Raw records
╭──

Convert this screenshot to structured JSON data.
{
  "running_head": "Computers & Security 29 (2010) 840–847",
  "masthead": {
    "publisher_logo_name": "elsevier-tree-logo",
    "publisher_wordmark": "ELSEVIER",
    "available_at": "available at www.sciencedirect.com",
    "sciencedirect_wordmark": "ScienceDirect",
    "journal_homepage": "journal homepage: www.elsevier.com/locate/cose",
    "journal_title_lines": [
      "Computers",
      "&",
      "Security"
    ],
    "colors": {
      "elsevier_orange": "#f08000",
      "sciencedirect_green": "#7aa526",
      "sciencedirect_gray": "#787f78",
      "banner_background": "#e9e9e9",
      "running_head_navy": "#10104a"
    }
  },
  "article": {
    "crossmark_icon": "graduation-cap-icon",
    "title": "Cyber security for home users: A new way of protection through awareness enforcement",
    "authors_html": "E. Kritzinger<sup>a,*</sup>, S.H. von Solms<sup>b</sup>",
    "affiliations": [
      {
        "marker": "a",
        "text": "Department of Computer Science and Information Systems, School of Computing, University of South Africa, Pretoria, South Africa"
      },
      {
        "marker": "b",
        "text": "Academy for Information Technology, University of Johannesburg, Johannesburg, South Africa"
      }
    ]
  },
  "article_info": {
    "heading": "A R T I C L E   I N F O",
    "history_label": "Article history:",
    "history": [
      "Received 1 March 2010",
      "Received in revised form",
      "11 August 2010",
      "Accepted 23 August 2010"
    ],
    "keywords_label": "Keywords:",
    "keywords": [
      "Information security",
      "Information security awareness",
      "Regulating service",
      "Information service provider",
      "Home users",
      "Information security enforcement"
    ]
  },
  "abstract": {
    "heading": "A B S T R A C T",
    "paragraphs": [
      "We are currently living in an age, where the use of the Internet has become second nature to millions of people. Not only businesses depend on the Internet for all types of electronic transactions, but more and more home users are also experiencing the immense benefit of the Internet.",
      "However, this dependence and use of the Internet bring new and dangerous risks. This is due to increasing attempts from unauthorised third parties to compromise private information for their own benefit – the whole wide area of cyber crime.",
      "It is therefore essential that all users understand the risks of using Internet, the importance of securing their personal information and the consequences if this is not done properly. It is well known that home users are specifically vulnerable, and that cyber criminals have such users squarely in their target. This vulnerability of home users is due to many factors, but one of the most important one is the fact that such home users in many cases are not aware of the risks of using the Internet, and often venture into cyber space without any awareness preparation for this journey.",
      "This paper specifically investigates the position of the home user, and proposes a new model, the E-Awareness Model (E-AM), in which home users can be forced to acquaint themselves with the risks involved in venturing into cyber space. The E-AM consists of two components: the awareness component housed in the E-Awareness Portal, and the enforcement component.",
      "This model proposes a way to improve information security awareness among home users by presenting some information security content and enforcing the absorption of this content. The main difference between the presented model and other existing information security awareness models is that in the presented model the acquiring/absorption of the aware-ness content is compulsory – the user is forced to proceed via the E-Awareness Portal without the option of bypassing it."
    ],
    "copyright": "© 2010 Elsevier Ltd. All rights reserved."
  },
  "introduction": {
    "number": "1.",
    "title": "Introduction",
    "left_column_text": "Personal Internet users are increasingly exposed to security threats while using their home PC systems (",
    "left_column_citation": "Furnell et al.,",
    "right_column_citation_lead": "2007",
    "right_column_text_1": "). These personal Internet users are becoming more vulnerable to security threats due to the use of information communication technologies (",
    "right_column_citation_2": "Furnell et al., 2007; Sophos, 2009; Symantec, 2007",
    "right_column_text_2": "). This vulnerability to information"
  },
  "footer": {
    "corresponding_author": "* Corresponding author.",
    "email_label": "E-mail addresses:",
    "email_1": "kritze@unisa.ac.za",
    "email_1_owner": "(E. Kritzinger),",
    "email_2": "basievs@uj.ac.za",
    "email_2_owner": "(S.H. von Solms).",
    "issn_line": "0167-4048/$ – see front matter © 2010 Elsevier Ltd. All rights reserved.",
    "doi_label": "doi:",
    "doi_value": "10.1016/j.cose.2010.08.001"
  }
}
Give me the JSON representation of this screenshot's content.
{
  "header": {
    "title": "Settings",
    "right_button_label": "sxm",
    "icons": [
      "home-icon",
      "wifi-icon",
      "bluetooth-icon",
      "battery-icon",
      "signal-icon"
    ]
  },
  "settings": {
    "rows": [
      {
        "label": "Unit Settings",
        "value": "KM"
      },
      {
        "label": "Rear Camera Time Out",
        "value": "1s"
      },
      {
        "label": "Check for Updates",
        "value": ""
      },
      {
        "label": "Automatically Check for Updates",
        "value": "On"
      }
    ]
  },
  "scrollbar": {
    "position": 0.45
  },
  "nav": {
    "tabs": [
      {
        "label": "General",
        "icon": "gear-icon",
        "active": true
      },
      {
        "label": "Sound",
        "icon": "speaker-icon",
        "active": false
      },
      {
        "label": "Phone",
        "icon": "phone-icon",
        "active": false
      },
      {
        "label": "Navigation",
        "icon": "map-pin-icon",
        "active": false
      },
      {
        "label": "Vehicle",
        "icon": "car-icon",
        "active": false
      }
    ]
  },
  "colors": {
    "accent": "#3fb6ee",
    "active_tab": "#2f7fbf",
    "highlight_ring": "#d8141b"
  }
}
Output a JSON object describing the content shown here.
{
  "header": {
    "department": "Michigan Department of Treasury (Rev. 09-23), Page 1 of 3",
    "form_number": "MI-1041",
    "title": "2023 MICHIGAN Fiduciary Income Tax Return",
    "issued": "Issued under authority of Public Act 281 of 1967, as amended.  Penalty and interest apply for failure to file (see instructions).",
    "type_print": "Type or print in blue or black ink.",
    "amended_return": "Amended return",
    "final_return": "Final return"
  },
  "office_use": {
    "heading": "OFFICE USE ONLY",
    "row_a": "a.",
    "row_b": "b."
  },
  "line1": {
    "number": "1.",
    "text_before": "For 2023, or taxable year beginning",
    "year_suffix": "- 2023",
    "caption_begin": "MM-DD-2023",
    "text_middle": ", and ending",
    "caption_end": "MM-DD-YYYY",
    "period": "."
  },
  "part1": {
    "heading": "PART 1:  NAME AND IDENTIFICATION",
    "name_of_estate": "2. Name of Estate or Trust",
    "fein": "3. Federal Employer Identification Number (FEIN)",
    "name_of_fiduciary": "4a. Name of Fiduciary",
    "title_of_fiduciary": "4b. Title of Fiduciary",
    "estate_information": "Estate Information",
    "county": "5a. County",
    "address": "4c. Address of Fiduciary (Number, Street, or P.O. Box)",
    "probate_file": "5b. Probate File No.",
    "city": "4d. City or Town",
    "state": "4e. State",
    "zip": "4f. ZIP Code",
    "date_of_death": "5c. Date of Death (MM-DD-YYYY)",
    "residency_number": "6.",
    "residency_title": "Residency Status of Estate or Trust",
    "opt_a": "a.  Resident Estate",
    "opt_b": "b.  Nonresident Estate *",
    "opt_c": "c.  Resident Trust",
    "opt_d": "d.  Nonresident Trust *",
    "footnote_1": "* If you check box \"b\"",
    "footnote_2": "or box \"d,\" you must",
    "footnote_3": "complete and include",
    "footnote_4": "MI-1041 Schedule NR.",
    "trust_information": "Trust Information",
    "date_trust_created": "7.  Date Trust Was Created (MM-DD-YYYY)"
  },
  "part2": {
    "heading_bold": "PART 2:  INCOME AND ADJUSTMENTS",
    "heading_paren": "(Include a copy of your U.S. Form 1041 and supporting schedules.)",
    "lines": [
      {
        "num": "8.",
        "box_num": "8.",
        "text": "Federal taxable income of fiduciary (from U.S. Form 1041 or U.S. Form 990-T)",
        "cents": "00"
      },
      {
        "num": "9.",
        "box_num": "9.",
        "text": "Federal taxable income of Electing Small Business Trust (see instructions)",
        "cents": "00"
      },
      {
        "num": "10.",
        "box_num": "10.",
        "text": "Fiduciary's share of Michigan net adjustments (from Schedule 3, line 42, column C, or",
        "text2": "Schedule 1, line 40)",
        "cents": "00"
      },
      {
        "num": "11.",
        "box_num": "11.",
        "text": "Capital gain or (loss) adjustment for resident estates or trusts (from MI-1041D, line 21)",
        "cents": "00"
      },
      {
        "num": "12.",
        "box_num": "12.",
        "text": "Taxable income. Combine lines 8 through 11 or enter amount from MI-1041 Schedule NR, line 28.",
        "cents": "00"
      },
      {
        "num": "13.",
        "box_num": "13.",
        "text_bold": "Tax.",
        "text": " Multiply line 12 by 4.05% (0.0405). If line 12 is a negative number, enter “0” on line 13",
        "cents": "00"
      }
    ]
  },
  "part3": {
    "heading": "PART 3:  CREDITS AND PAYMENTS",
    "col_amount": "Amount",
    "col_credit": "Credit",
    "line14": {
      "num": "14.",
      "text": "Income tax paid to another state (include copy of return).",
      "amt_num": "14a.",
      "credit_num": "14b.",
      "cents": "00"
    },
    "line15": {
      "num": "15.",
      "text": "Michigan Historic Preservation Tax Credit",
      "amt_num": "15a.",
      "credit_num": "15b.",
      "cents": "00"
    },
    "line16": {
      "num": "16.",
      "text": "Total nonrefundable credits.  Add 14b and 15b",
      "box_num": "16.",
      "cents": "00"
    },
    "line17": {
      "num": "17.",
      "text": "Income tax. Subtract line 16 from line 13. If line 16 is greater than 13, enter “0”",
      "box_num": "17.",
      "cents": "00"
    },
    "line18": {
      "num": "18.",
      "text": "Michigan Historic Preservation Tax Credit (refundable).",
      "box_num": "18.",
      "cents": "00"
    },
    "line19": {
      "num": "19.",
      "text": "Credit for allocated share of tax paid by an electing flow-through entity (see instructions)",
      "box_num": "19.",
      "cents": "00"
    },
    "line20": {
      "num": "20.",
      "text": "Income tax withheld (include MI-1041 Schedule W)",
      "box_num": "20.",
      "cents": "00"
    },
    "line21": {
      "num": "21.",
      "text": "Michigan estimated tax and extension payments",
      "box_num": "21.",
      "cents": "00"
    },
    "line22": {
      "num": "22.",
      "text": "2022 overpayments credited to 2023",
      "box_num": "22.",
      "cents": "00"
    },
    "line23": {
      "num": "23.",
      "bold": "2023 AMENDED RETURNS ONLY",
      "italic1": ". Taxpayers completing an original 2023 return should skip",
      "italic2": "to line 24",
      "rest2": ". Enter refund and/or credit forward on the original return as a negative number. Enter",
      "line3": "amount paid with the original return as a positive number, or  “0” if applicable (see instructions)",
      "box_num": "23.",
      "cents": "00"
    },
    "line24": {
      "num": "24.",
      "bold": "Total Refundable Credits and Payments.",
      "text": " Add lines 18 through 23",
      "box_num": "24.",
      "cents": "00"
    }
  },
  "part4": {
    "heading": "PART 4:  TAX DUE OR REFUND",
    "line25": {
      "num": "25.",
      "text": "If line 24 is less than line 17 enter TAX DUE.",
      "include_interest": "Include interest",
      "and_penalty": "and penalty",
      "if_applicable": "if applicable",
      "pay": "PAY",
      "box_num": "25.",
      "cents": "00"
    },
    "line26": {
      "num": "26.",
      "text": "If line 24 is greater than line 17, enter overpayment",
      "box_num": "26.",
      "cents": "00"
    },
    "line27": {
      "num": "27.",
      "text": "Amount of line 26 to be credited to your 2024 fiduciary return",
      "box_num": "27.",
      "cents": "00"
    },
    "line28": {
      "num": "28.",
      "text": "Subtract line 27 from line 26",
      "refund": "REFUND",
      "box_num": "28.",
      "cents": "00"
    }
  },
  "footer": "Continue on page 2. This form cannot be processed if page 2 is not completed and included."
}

╰──

Look through the entries above; copy each line where the string "than" appears.

      "text": "Income tax. Subtract line 16 from line 13. If line 16 is greater than 13, enter “0”",
      "text": "If line 24 is less than line 17 enter TAX DUE.",
      "text": "If line 24 is greater than line 17, enter overpayment",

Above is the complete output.